## [WHAT TO DO]
Quote the records below in full, exactly as given, with the images taken out.

## [DATA]
##############################

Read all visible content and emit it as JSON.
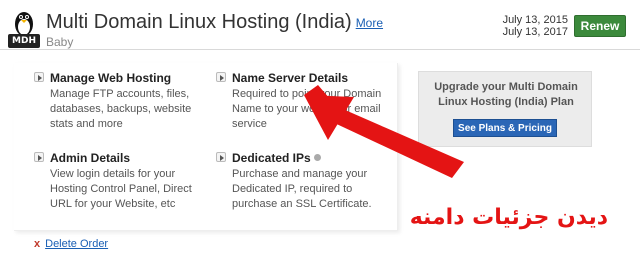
{
  "header": {
    "logo_text": "MDH",
    "title": "Multi Domain Linux Hosting (India)",
    "more_link": "More",
    "subtitle": "Baby",
    "start_date": "July 13, 2015",
    "end_date": "July 13, 2017",
    "renew_label": "Renew"
  },
  "items": [
    {
      "title": "Manage Web Hosting",
      "desc": "Manage FTP accounts, files, databases, backups, website stats and more"
    },
    {
      "title": "Name Server Details",
      "desc": "Required to point your Domain Name to your website or email service"
    },
    {
      "title": "Admin Details",
      "desc": "View login details for your Hosting Control Panel, Direct URL for your Website, etc"
    },
    {
      "title": "Dedicated IPs",
      "desc": "Purchase and manage your Dedicated IP, required to purchase an SSL Certificate."
    }
  ],
  "upgrade": {
    "text": "Upgrade your Multi Domain Linux Hosting (India) Plan",
    "button_label": "See Plans & Pricing"
  },
  "delete": {
    "x_mark": "x",
    "link_label": "Delete Order"
  },
  "annotation": {
    "text": "دیدن جزئیات دامنه",
    "color": "#e41414"
  },
  "colors": {
    "renew": "#3c8a3c",
    "plans_button": "#2a66b6",
    "link": "#1a5fb4"
  }
}
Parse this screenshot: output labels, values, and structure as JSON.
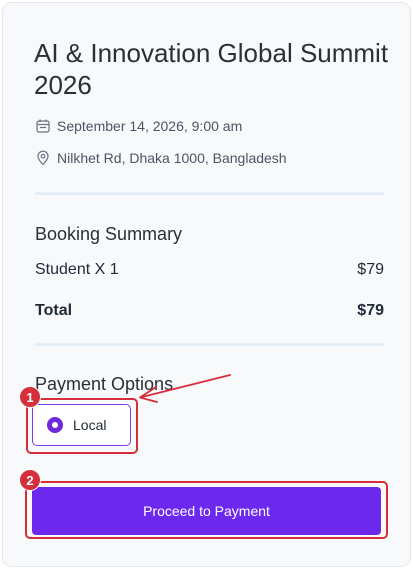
{
  "event": {
    "title": "AI & Innovation Global Summit 2026",
    "date": "September 14, 2026, 9:00 am",
    "location": "Nilkhet Rd, Dhaka 1000, Bangladesh"
  },
  "booking_summary": {
    "title": "Booking Summary",
    "items": [
      {
        "label": "Student X 1",
        "amount": "$79"
      }
    ],
    "total_label": "Total",
    "total_amount": "$79"
  },
  "payment_options": {
    "title": "Payment Options",
    "options": [
      {
        "label": "Local",
        "selected": true
      }
    ]
  },
  "actions": {
    "proceed_label": "Proceed to Payment"
  },
  "annotations": {
    "badge1": "1",
    "badge2": "2",
    "color": "#d42f3a"
  },
  "colors": {
    "accent": "#6d28ee",
    "divider": "#e3edf8",
    "card_bg": "#f7f9fb"
  },
  "icons": {
    "date": "calendar-icon",
    "location": "map-pin-icon"
  }
}
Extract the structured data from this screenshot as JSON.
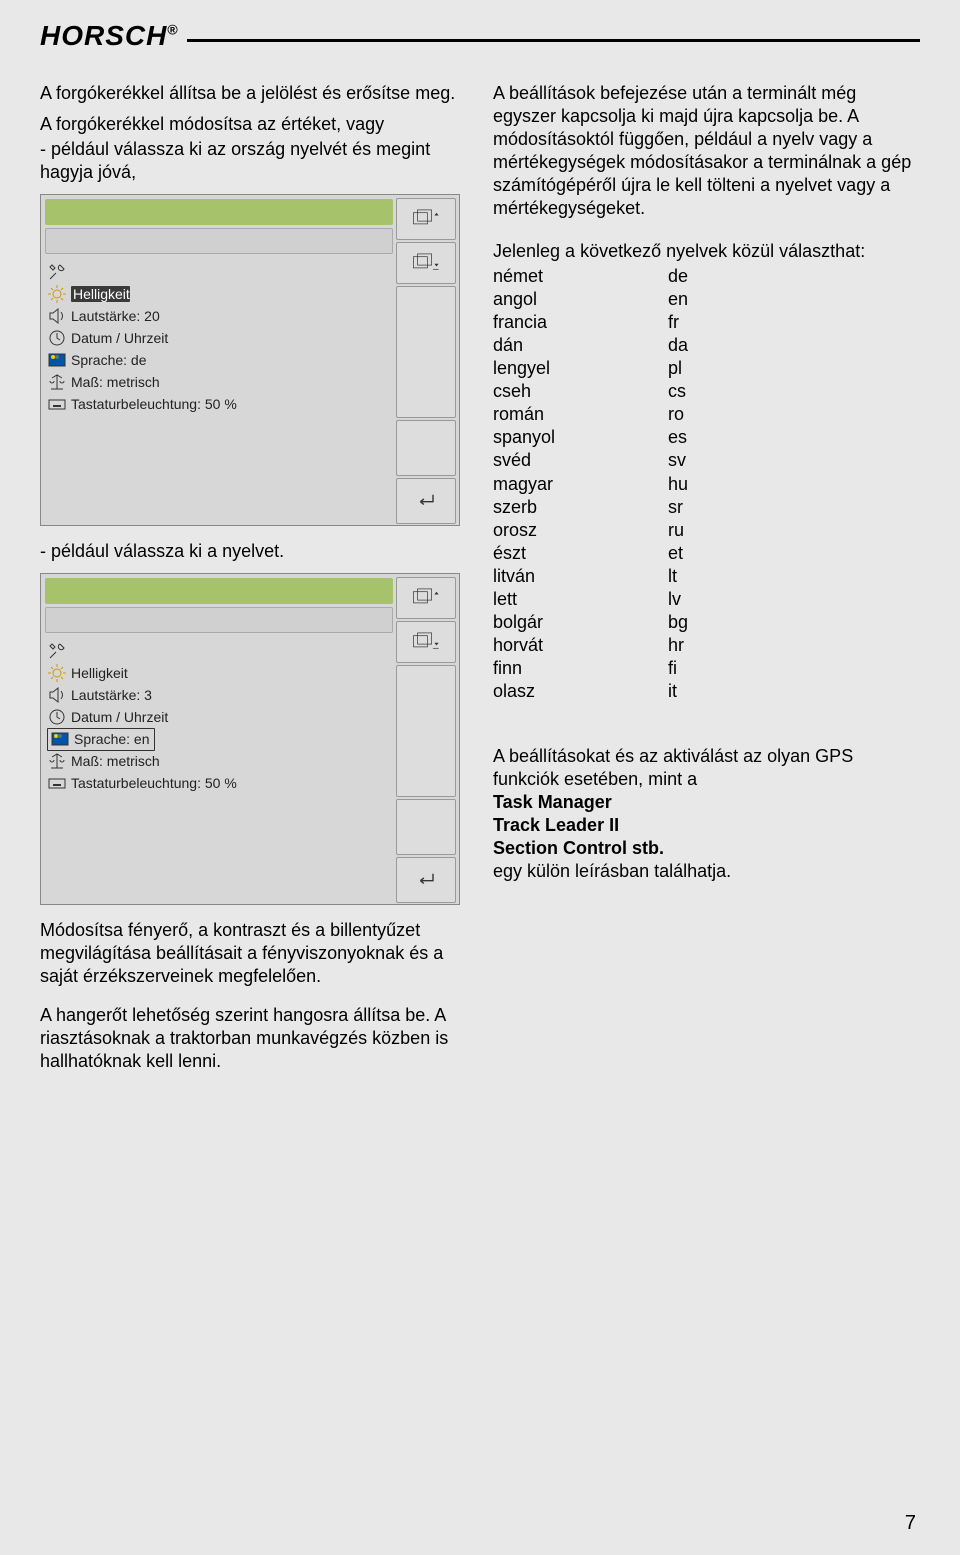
{
  "brand": "HORSCH",
  "brand_mark": "®",
  "left": {
    "p1": "A forgókerékkel állítsa be a jelölést és erősítse meg.",
    "p2": "A forgókerékkel módosítsa az értéket, vagy",
    "p3": "- például válassza ki az ország nyelvét és megint hagyja jóvá,",
    "caption1": "- például válassza ki a nyelvet.",
    "p4": "Módosítsa fényerő, a kontraszt és a billentyűzet megvilágítása beállításait a fényviszonyoknak és a saját érzékszerveinek megfelelően.",
    "p5": "A hangerőt lehetőség szerint hangosra állítsa be. A riasztásoknak a traktorban munkavégzés közben is hallhatóknak kell lenni."
  },
  "terminal1": {
    "rows": [
      {
        "icon": "tools",
        "label": ""
      },
      {
        "icon": "sun",
        "label": "Helligkeit",
        "highlight": true
      },
      {
        "icon": "speaker",
        "label": "Lautstärke: 20"
      },
      {
        "icon": "clock",
        "label": "Datum / Uhrzeit"
      },
      {
        "icon": "flag",
        "label": "Sprache: de"
      },
      {
        "icon": "scale",
        "label": "Maß: metrisch"
      },
      {
        "icon": "keyboard",
        "label": "Tastaturbeleuchtung:  50 %"
      }
    ]
  },
  "terminal2": {
    "rows": [
      {
        "icon": "tools",
        "label": ""
      },
      {
        "icon": "sun",
        "label": "Helligkeit"
      },
      {
        "icon": "speaker",
        "label": "Lautstärke: 3"
      },
      {
        "icon": "clock",
        "label": "Datum / Uhrzeit"
      },
      {
        "icon": "flag",
        "label": "Sprache: en",
        "outline": true
      },
      {
        "icon": "scale",
        "label": "Maß: metrisch"
      },
      {
        "icon": "keyboard",
        "label": "Tastaturbeleuchtung:  50 %"
      }
    ]
  },
  "right": {
    "p1": "A beállítások befejezése után a terminált még egyszer kapcsolja ki majd újra kapcsolja be. A módosításoktól függően, például a nyelv vagy a mértékegységek módosításakor a terminálnak a gép számítógépéről újra le kell tölteni a nyelvet vagy a mértékegységeket.",
    "lang_intro": "Jelenleg a következő nyelvek közül választhat:",
    "languages": [
      [
        "német",
        "de"
      ],
      [
        "angol",
        "en"
      ],
      [
        "francia",
        "fr"
      ],
      [
        "dán",
        "da"
      ],
      [
        "lengyel",
        "pl"
      ],
      [
        "cseh",
        "cs"
      ],
      [
        "román",
        "ro"
      ],
      [
        "spanyol",
        "es"
      ],
      [
        "svéd",
        "sv"
      ],
      [
        "magyar",
        "hu"
      ],
      [
        "szerb",
        "sr"
      ],
      [
        "orosz",
        "ru"
      ],
      [
        "észt",
        "et"
      ],
      [
        "litván",
        "lt"
      ],
      [
        "lett",
        "lv"
      ],
      [
        "bolgár",
        "bg"
      ],
      [
        "horvát",
        "hr"
      ],
      [
        "finn",
        "fi"
      ],
      [
        "olasz",
        "it"
      ]
    ],
    "gps1": "A beállításokat és az aktiválást az olyan GPS funkciók esetében, mint a",
    "gps_items": [
      "Task Manager",
      "Track Leader II",
      "Section Control stb."
    ],
    "gps2": "egy külön leírásban találhatja."
  },
  "page_num": "7"
}
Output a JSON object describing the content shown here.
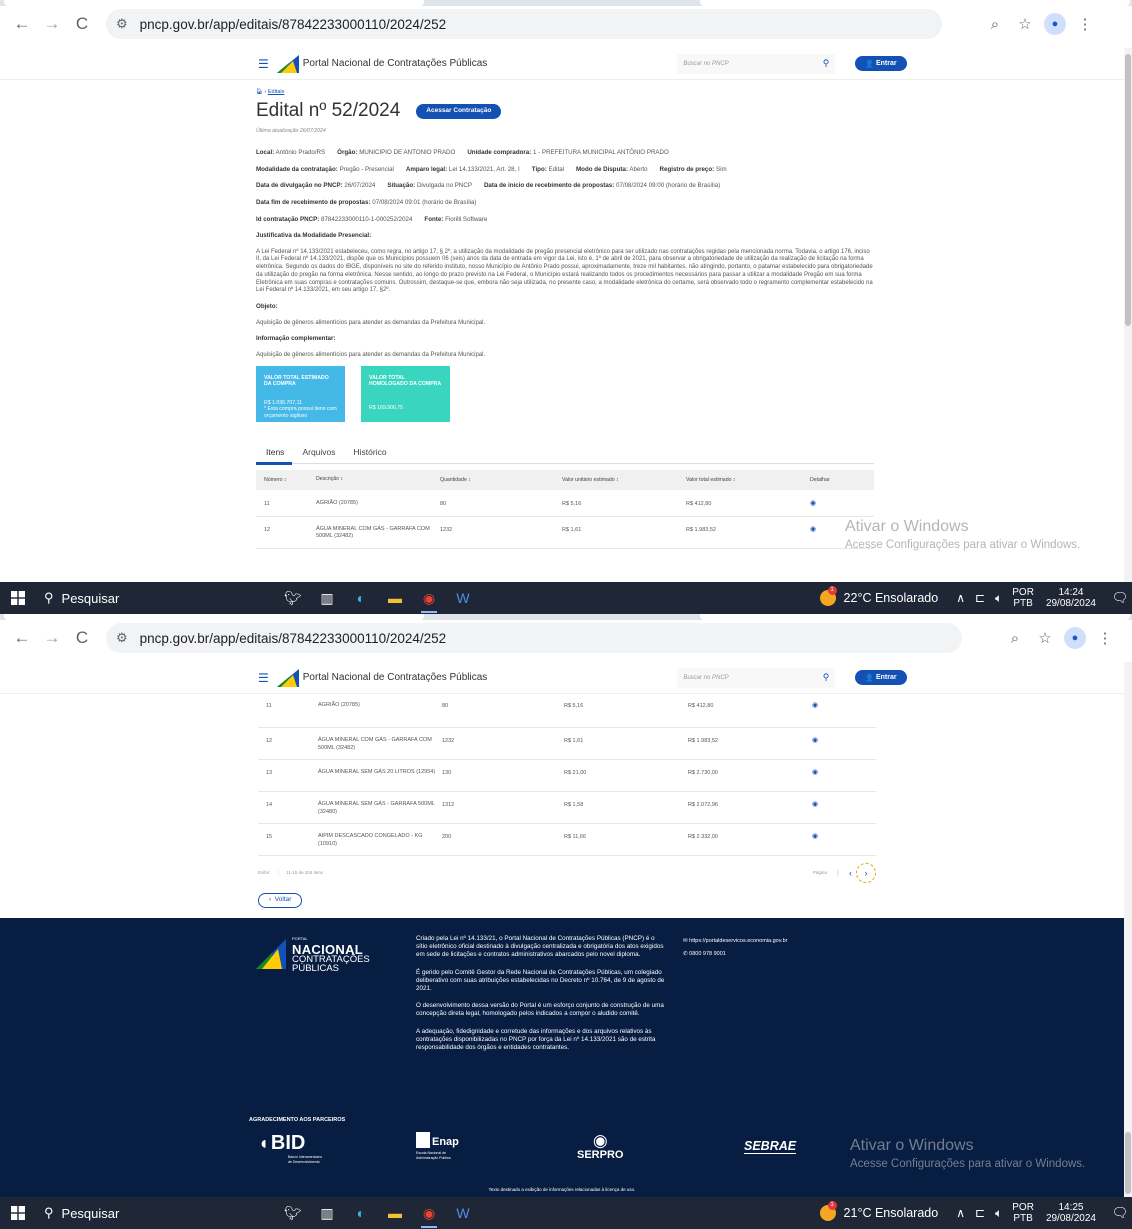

##############################

## [WRITTEN ANSWER]
Read all visible content and emit it as JSON.
{
  "header": {
    "logo_text": "MDH",
    "title": "Multi Domain Linux Hosting (India)",
    "more_link": "More",
    "subtitle": "Baby",
    "start_date": "July 13, 2015",
    "end_date": "July 13, 2017",
    "renew_label": "Renew"
  },
  "items": [
    {
      "title": "Manage Web Hosting",
      "desc": "Manage FTP accounts, files, databases, backups, website stats and more"
    },
    {
      "title": "Name Server Details",
      "desc": "Required to point your Domain Name to your website or email service"
    },
    {
      "title": "Admin Details",
      "desc": "View login details for your Hosting Control Panel, Direct URL for your Website, etc"
    },
    {
      "title": "Dedicated IPs",
      "desc": "Purchase and manage your Dedicated IP, required to purchase an SSL Certificate."
    }
  ],
  "upgrade": {
    "text": "Upgrade your Multi Domain Linux Hosting (India) Plan",
    "button_label": "See Plans & Pricing"
  },
  "delete": {
    "x_mark": "x",
    "link_label": "Delete Order"
  },
  "annotation": {
    "text": "دیدن جزئیات دامنه",
    "color": "#e41414"
  },
  "colors": {
    "renew": "#3c8a3c",
    "plans_button": "#2a66b6",
    "link": "#1a5fb4"
  }
}
Parse this screenshot: output labels, values, and structure as JSON.
{
  "event": {
    "title": "AI & Innovation Global Summit 2026",
    "date": "September 14, 2026, 9:00 am",
    "location": "Nilkhet Rd, Dhaka 1000, Bangladesh"
  },
  "booking_summary": {
    "title": "Booking Summary",
    "items": [
      {
        "label": "Student X 1",
        "amount": "$79"
      }
    ],
    "total_label": "Total",
    "total_amount": "$79"
  },
  "payment_options": {
    "title": "Payment Options",
    "options": [
      {
        "label": "Local",
        "selected": true
      }
    ]
  },
  "actions": {
    "proceed_label": "Proceed to Payment"
  },
  "annotations": {
    "badge1": "1",
    "badge2": "2",
    "color": "#d42f3a"
  },
  "colors": {
    "accent": "#6d28ee",
    "divider": "#e3edf8",
    "card_bg": "#f7f9fb"
  },
  "icons": {
    "date": "calendar-icon",
    "location": "map-pin-icon"
  }
}
Extract the structured data from this screenshot as JSON.
{
  "brand": "HORSCH",
  "brand_mark": "®",
  "left": {
    "p1": "A forgókerékkel állítsa be a jelölést és erősítse meg.",
    "p2": "A forgókerékkel módosítsa az értéket, vagy",
    "p3": "- például válassza ki az ország nyelvét és megint hagyja jóvá,",
    "caption1": "- például válassza ki a nyelvet.",
    "p4": "Módosítsa fényerő, a kontraszt és a billentyűzet megvilágítása beállításait a fényviszonyoknak és a saját érzékszerveinek megfelelően.",
    "p5": "A hangerőt lehetőség szerint hangosra állítsa be. A riasztásoknak a traktorban munkavégzés közben is hallhatóknak kell lenni."
  },
  "terminal1": {
    "rows": [
      {
        "icon": "tools",
        "label": ""
      },
      {
        "icon": "sun",
        "label": "Helligkeit",
        "highlight": true
      },
      {
        "icon": "speaker",
        "label": "Lautstärke: 20"
      },
      {
        "icon": "clock",
        "label": "Datum / Uhrzeit"
      },
      {
        "icon": "flag",
        "label": "Sprache: de"
      },
      {
        "icon": "scale",
        "label": "Maß: metrisch"
      },
      {
        "icon": "keyboard",
        "label": "Tastaturbeleuchtung:  50 %"
      }
    ]
  },
  "terminal2": {
    "rows": [
      {
        "icon": "tools",
        "label": ""
      },
      {
        "icon": "sun",
        "label": "Helligkeit"
      },
      {
        "icon": "speaker",
        "label": "Lautstärke: 3"
      },
      {
        "icon": "clock",
        "label": "Datum / Uhrzeit"
      },
      {
        "icon": "flag",
        "label": "Sprache: en",
        "outline": true
      },
      {
        "icon": "scale",
        "label": "Maß: metrisch"
      },
      {
        "icon": "keyboard",
        "label": "Tastaturbeleuchtung:  50 %"
      }
    ]
  },
  "right": {
    "p1": "A beállítások befejezése után a terminált még egyszer kapcsolja ki majd újra kapcsolja be. A módosításoktól függően, például a nyelv vagy a mértékegységek módosításakor a terminálnak a gép számítógépéről újra le kell tölteni a nyelvet vagy a mértékegységeket.",
    "lang_intro": "Jelenleg a következő nyelvek közül választhat:",
    "languages": [
      [
        "német",
        "de"
      ],
      [
        "angol",
        "en"
      ],
      [
        "francia",
        "fr"
      ],
      [
        "dán",
        "da"
      ],
      [
        "lengyel",
        "pl"
      ],
      [
        "cseh",
        "cs"
      ],
      [
        "román",
        "ro"
      ],
      [
        "spanyol",
        "es"
      ],
      [
        "svéd",
        "sv"
      ],
      [
        "magyar",
        "hu"
      ],
      [
        "szerb",
        "sr"
      ],
      [
        "orosz",
        "ru"
      ],
      [
        "észt",
        "et"
      ],
      [
        "litván",
        "lt"
      ],
      [
        "lett",
        "lv"
      ],
      [
        "bolgár",
        "bg"
      ],
      [
        "horvát",
        "hr"
      ],
      [
        "finn",
        "fi"
      ],
      [
        "olasz",
        "it"
      ]
    ],
    "gps1": "A beállításokat és az aktiválást az olyan GPS funkciók esetében, mint a",
    "gps_items": [
      "Task Manager",
      "Track Leader II",
      "Section Control stb."
    ],
    "gps2": "egy külön leírásban találhatja."
  },
  "page_num": "7"
}
Output a JSON object describing the content shown here.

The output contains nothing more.